» **Material for this exercise**
·····

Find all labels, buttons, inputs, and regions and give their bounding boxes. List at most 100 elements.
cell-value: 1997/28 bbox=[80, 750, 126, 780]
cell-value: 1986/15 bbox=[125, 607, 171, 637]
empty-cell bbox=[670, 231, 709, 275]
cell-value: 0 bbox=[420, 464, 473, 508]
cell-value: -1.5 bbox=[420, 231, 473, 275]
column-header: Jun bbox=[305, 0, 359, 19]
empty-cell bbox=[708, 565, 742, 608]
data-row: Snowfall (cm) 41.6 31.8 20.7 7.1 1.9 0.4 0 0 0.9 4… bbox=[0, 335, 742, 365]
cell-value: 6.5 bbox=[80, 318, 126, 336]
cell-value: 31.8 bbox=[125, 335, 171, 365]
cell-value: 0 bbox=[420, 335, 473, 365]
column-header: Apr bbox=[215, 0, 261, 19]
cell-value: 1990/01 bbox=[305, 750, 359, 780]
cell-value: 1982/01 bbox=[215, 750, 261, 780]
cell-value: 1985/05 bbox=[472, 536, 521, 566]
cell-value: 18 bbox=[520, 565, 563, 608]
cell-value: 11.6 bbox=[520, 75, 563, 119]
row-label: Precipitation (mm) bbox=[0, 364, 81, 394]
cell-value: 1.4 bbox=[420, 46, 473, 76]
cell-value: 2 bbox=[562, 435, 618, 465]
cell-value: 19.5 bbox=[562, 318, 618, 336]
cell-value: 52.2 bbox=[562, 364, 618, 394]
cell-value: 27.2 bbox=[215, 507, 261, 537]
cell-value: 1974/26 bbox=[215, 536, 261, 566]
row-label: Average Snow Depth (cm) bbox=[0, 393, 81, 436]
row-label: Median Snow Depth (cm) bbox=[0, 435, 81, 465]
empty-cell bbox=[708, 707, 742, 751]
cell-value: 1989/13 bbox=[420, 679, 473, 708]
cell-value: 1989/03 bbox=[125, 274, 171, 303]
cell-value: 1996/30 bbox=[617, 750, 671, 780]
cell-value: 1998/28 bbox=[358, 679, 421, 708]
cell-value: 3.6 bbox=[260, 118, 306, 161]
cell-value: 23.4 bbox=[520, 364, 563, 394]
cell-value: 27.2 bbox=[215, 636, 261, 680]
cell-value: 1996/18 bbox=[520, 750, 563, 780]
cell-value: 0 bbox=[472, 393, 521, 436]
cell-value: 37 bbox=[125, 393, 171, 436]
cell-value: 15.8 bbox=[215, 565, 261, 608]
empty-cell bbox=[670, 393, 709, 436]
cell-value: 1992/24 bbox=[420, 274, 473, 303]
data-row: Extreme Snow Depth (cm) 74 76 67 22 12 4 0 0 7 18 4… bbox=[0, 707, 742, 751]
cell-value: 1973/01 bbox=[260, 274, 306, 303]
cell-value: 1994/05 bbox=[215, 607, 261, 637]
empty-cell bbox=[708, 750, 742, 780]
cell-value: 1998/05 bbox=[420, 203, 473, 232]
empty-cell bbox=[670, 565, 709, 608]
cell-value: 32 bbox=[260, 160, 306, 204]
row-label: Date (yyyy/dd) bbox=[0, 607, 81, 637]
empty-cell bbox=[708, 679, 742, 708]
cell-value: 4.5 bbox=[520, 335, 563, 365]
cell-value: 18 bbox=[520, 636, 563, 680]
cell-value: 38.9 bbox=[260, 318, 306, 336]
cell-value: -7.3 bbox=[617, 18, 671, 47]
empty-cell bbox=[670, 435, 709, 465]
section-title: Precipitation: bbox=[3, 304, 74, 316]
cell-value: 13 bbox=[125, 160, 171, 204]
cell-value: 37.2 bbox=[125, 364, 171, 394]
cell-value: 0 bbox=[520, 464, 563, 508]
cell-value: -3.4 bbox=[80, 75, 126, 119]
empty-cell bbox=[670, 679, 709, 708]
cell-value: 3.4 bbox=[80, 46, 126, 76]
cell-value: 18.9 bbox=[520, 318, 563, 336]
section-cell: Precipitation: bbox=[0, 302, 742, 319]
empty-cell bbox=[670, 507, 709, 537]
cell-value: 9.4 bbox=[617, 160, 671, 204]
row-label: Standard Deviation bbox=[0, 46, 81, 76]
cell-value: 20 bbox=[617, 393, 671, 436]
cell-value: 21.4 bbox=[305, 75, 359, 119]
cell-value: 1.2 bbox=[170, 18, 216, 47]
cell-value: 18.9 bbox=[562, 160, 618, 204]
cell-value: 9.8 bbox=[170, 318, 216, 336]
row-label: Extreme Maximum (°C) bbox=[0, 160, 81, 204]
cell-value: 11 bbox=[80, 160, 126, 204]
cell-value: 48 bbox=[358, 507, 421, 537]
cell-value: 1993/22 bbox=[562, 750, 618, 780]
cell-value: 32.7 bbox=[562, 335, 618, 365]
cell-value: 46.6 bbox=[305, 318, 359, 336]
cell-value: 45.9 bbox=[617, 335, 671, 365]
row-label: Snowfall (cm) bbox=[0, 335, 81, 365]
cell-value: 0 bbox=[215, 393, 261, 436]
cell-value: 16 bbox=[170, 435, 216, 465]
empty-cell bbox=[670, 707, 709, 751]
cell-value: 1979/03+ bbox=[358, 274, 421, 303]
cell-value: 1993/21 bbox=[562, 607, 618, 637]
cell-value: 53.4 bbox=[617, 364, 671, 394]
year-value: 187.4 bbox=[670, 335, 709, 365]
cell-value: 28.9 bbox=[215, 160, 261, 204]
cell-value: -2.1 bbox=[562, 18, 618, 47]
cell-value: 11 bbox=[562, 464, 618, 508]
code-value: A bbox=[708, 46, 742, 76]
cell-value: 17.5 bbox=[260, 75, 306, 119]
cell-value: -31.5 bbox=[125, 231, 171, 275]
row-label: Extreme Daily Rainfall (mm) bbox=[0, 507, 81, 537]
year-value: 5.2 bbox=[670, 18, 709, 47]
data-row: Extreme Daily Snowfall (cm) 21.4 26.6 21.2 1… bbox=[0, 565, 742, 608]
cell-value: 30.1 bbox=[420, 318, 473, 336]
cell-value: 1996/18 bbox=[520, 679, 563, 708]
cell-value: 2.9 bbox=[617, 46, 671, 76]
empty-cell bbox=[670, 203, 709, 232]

·····

Copy the lines above verbatim, without any changes.

Find all labels, buttons, inputs, and regions and give their bounding boxes. List at most 100 elements.
cell-value: 1997/28 bbox=[80, 750, 126, 780]
cell-value: 1986/15 bbox=[125, 607, 171, 637]
empty-cell bbox=[670, 231, 709, 275]
cell-value: 0 bbox=[420, 464, 473, 508]
cell-value: -1.5 bbox=[420, 231, 473, 275]
column-header: Jun bbox=[305, 0, 359, 19]
empty-cell bbox=[708, 565, 742, 608]
data-row: Snowfall (cm) 41.6 31.8 20.7 7.1 1.9 0.4 0 0 0.9 4… bbox=[0, 335, 742, 365]
cell-value: 6.5 bbox=[80, 318, 126, 336]
cell-value: 31.8 bbox=[125, 335, 171, 365]
cell-value: 0 bbox=[420, 335, 473, 365]
column-header: Apr bbox=[215, 0, 261, 19]
cell-value: 1990/01 bbox=[305, 750, 359, 780]
cell-value: 1982/01 bbox=[215, 750, 261, 780]
cell-value: 1985/05 bbox=[472, 536, 521, 566]
cell-value: 18 bbox=[520, 565, 563, 608]
cell-value: 11.6 bbox=[520, 75, 563, 119]
row-label: Precipitation (mm) bbox=[0, 364, 81, 394]
cell-value: 1.4 bbox=[420, 46, 473, 76]
cell-value: 2 bbox=[562, 435, 618, 465]
cell-value: 19.5 bbox=[562, 318, 618, 336]
cell-value: 52.2 bbox=[562, 364, 618, 394]
cell-value: 27.2 bbox=[215, 507, 261, 537]
cell-value: 1974/26 bbox=[215, 536, 261, 566]
row-label: Average Snow Depth (cm) bbox=[0, 393, 81, 436]
row-label: Median Snow Depth (cm) bbox=[0, 435, 81, 465]
empty-cell bbox=[708, 707, 742, 751]
cell-value: 1989/13 bbox=[420, 679, 473, 708]
cell-value: 1989/03 bbox=[125, 274, 171, 303]
cell-value: 1996/30 bbox=[617, 750, 671, 780]
cell-value: 1998/28 bbox=[358, 679, 421, 708]
cell-value: 3.6 bbox=[260, 118, 306, 161]
cell-value: 23.4 bbox=[520, 364, 563, 394]
cell-value: 27.2 bbox=[215, 636, 261, 680]
cell-value: 1996/18 bbox=[520, 750, 563, 780]
cell-value: 0 bbox=[472, 393, 521, 436]
cell-value: 37 bbox=[125, 393, 171, 436]
cell-value: 15.8 bbox=[215, 565, 261, 608]
empty-cell bbox=[670, 393, 709, 436]
cell-value: 1992/24 bbox=[420, 274, 473, 303]
data-row: Extreme Snow Depth (cm) 74 76 67 22 12 4 0 0 7 18 4… bbox=[0, 707, 742, 751]
cell-value: 1973/01 bbox=[260, 274, 306, 303]
cell-value: 1994/05 bbox=[215, 607, 261, 637]
empty-cell bbox=[708, 750, 742, 780]
cell-value: 1998/05 bbox=[420, 203, 473, 232]
empty-cell bbox=[670, 565, 709, 608]
cell-value: 32 bbox=[260, 160, 306, 204]
row-label: Date (yyyy/dd) bbox=[0, 607, 81, 637]
empty-cell bbox=[708, 679, 742, 708]
cell-value: 4.5 bbox=[520, 335, 563, 365]
cell-value: 18 bbox=[520, 636, 563, 680]
cell-value: 38.9 bbox=[260, 318, 306, 336]
cell-value: -7.3 bbox=[617, 18, 671, 47]
empty-cell bbox=[670, 435, 709, 465]
section-title: Precipitation: bbox=[3, 304, 74, 316]
cell-value: 13 bbox=[125, 160, 171, 204]
cell-value: 37.2 bbox=[125, 364, 171, 394]
cell-value: 0 bbox=[520, 464, 563, 508]
cell-value: -3.4 bbox=[80, 75, 126, 119]
empty-cell bbox=[670, 679, 709, 708]
cell-value: 3.4 bbox=[80, 46, 126, 76]
cell-value: 18.9 bbox=[520, 318, 563, 336]
section-cell: Precipitation: bbox=[0, 302, 742, 319]
empty-cell bbox=[670, 507, 709, 537]
cell-value: 9.4 bbox=[617, 160, 671, 204]
row-label: Standard Deviation bbox=[0, 46, 81, 76]
cell-value: 20 bbox=[617, 393, 671, 436]
cell-value: 21.4 bbox=[305, 75, 359, 119]
cell-value: 1.2 bbox=[170, 18, 216, 47]
cell-value: 18.9 bbox=[562, 160, 618, 204]
cell-value: 9.8 bbox=[170, 318, 216, 336]
row-label: Extreme Maximum (°C) bbox=[0, 160, 81, 204]
cell-value: 11 bbox=[80, 160, 126, 204]
cell-value: 48 bbox=[358, 507, 421, 537]
cell-value: 1993/22 bbox=[562, 750, 618, 780]
cell-value: 32.7 bbox=[562, 335, 618, 365]
cell-value: 46.6 bbox=[305, 318, 359, 336]
cell-value: 45.9 bbox=[617, 335, 671, 365]
row-label: Snowfall (cm) bbox=[0, 335, 81, 365]
cell-value: 0 bbox=[215, 393, 261, 436]
cell-value: 16 bbox=[170, 435, 216, 465]
empty-cell bbox=[670, 707, 709, 751]
cell-value: 1979/03+ bbox=[358, 274, 421, 303]
cell-value: 1993/21 bbox=[562, 607, 618, 637]
cell-value: 53.4 bbox=[617, 364, 671, 394]
year-value: 187.4 bbox=[670, 335, 709, 365]
cell-value: 28.9 bbox=[215, 160, 261, 204]
cell-value: -2.1 bbox=[562, 18, 618, 47]
cell-value: 11 bbox=[562, 464, 618, 508]
code-value: A bbox=[708, 46, 742, 76]
cell-value: 17.5 bbox=[260, 75, 306, 119]
cell-value: -31.5 bbox=[125, 231, 171, 275]
row-label: Extreme Daily Rainfall (mm) bbox=[0, 507, 81, 537]
year-value: 5.2 bbox=[670, 18, 709, 47]
data-row: Extreme Daily Snowfall (cm) 21.4 26.6 21.2 1… bbox=[0, 565, 742, 608]
cell-value: 30.1 bbox=[420, 318, 473, 336]
cell-value: 1996/18 bbox=[520, 679, 563, 708]
cell-value: 2.9 bbox=[617, 46, 671, 76]
empty-cell bbox=[670, 203, 709, 232]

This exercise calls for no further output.